**AIM:**
Your task is to copy every line of the records below that contains "กออก".

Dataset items
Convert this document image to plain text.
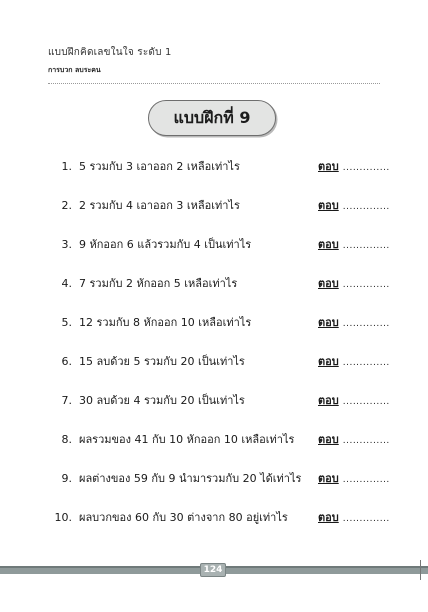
แบบฝึกคิดเลขในใจ ระดับ 1
การบวก ลบระคน
แบบฝึกที่ 9
1. 5 รวมกับ 3 เอาออก 2 เหลือเท่าไร	ตอบ ..............
2. 2 รวมกับ 4 เอาออก 3 เหลือเท่าไร	ตอบ ..............
3. 9 หักออก 6 แล้วรวมกับ 4 เป็นเท่าไร	ตอบ ..............
4. 7 รวมกับ 2 หักออก 5 เหลือเท่าไร	ตอบ ..............
5. 12 รวมกับ 8 หักออก 10 เหลือเท่าไร	ตอบ ..............
6. 15 ลบด้วย 5 รวมกับ 20 เป็นเท่าไร	ตอบ ..............
7. 30 ลบด้วย 4 รวมกับ 20 เป็นเท่าไร	ตอบ ..............
8. ผลรวมของ 41 กับ 10 หักออก 10 เหลือเท่าไร ตอบ ..............
9. ผลต่างของ 59 กับ 9 นำมารวมกับ 20 ได้เท่าไร ตอบ ..............
10. ผลบวกของ 60 กับ 30 ต่างจาก 80 อยู่เท่าไร	ตอบ ..............
124
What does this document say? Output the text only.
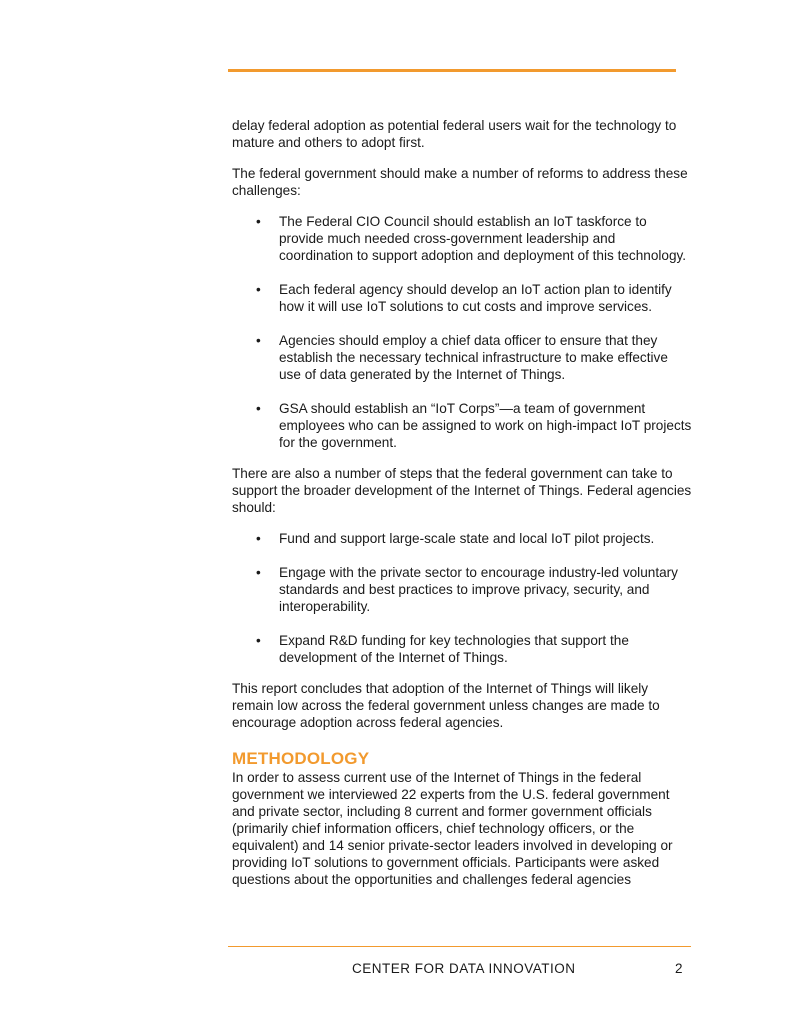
delay federal adoption as potential federal users wait for the technology to mature and others to adopt first.

The federal government should make a number of reforms to address these challenges:

• The Federal CIO Council should establish an IoT taskforce to provide much needed cross-government leadership and coordination to support adoption and deployment of this technology.
• Each federal agency should develop an IoT action plan to identify how it will use IoT solutions to cut costs and improve services.
• Agencies should employ a chief data officer to ensure that they establish the necessary technical infrastructure to make effective use of data generated by the Internet of Things.
• GSA should establish an “IoT Corps”—a team of government employees who can be assigned to work on high-impact IoT projects for the government.

There are also a number of steps that the federal government can take to support the broader development of the Internet of Things. Federal agencies should:

• Fund and support large-scale state and local IoT pilot projects.
• Engage with the private sector to encourage industry-led voluntary standards and best practices to improve privacy, security, and interoperability.
• Expand R&D funding for key technologies that support the development of the Internet of Things.

This report concludes that adoption of the Internet of Things will likely remain low across the federal government unless changes are made to encourage adoption across federal agencies.

METHODOLOGY

In order to assess current use of the Internet of Things in the federal government we interviewed 22 experts from the U.S. federal government and private sector, including 8 current and former government officials (primarily chief information officers, chief technology officers, or the equivalent) and 14 senior private-sector leaders involved in developing or providing IoT solutions to government officials. Participants were asked questions about the opportunities and challenges federal agencies

CENTER FOR DATA INNOVATION	2
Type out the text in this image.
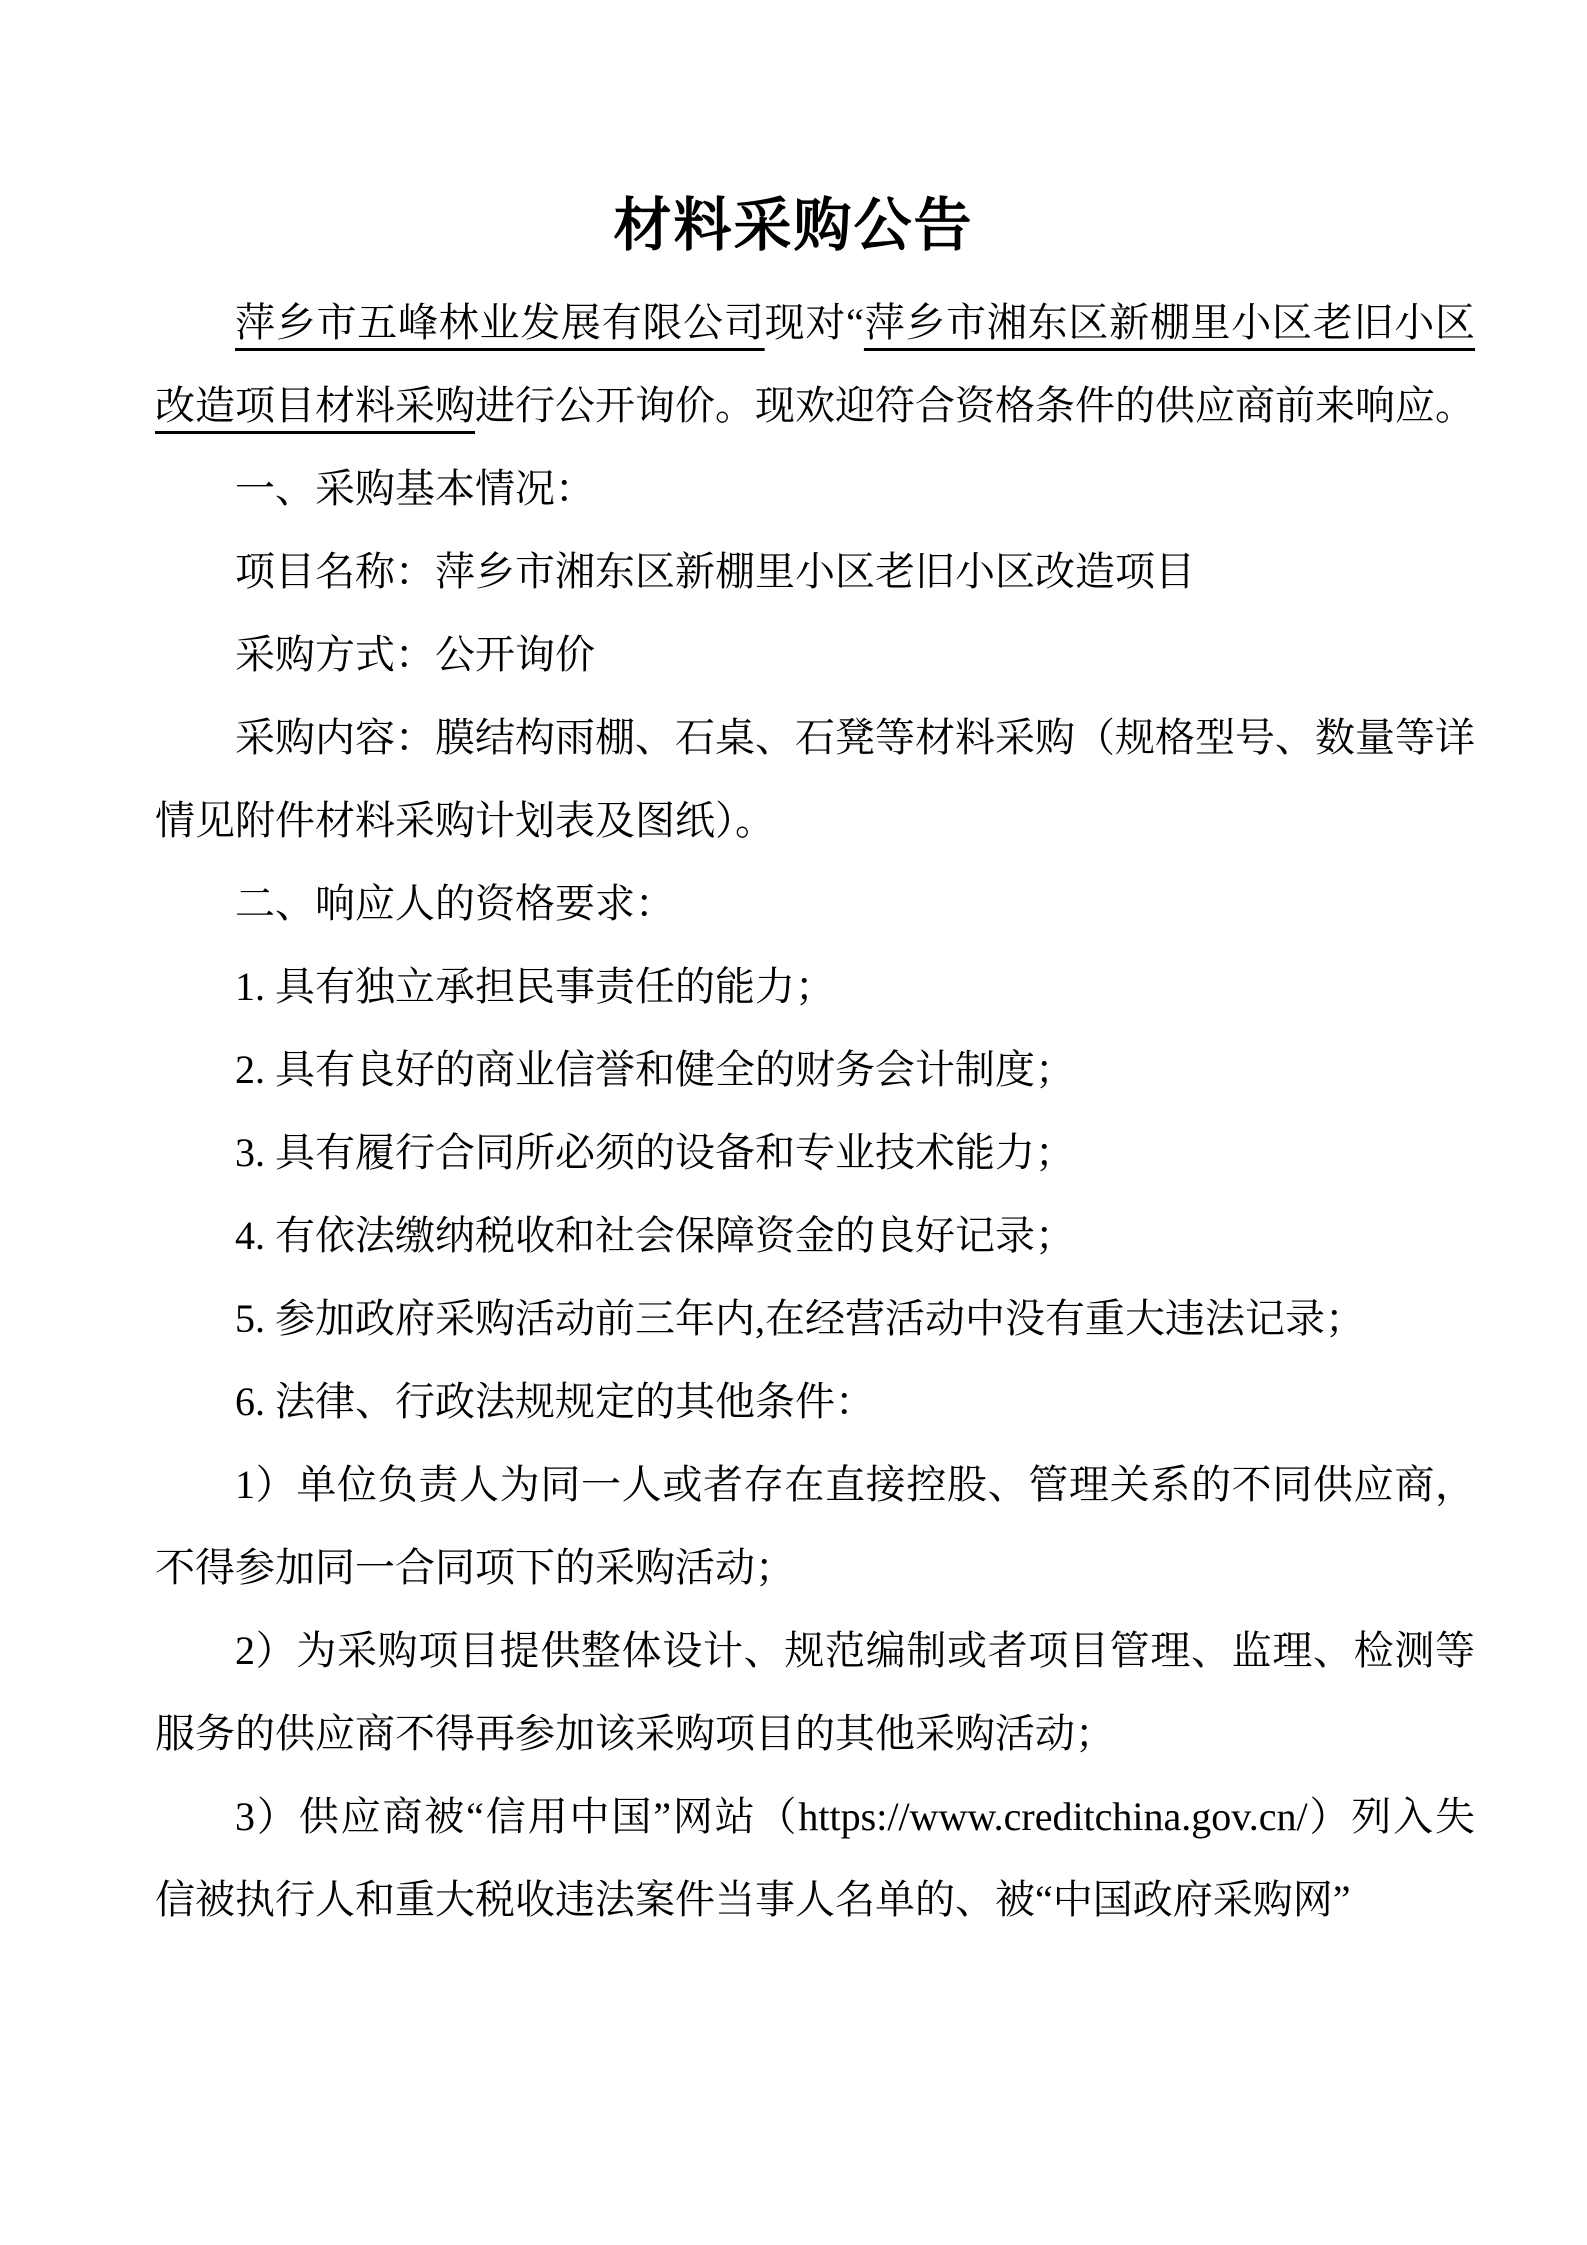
材料采购公告

萍乡市五峰林业发展有限公司现对“萍乡市湘东区新棚里小区老旧小区改造项目材料采购进行公开询价。现欢迎符合资格条件的供应商前来响应。

一、采购基本情况：

项目名称：萍乡市湘东区新棚里小区老旧小区改造项目

采购方式：公开询价

采购内容：膜结构雨棚、石桌、石凳等材料采购（规格型号、数量等详情见附件材料采购计划表及图纸）。

二、响应人的资格要求：

1. 具有独立承担民事责任的能力；

2. 具有良好的商业信誉和健全的财务会计制度；

3. 具有履行合同所必须的设备和专业技术能力；

4. 有依法缴纳税收和社会保障资金的良好记录；

5. 参加政府采购活动前三年内,在经营活动中没有重大违法记录；

6. 法律、行政法规规定的其他条件：

1）单位负责人为同一人或者存在直接控股、管理关系的不同供应商，不得参加同一合同项下的采购活动；

2）为采购项目提供整体设计、规范编制或者项目管理、监理、检测等服务的供应商不得再参加该采购项目的其他采购活动；

3）供应商被“信用中国”网站（https://www.creditchina.gov.cn/）列入失信被执行人和重大税收违法案件当事人名单的、被“中国政府采购网”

**SOLUTION TO THIS EXERCISE:**
3. 9 หักออก 6 แล้วรวมกับ 4 เป็นเท่าไร	ตอบ ..............
4. 7 รวมกับ 2 หักออก 5 เหลือเท่าไร	ตอบ ..............
5. 12 รวมกับ 8 หักออก 10 เหลือเท่าไร	ตอบ ..............
8. ผลรวมของ 41 กับ 10 หักออก 10 เหลือเท่าไร ตอบ ..............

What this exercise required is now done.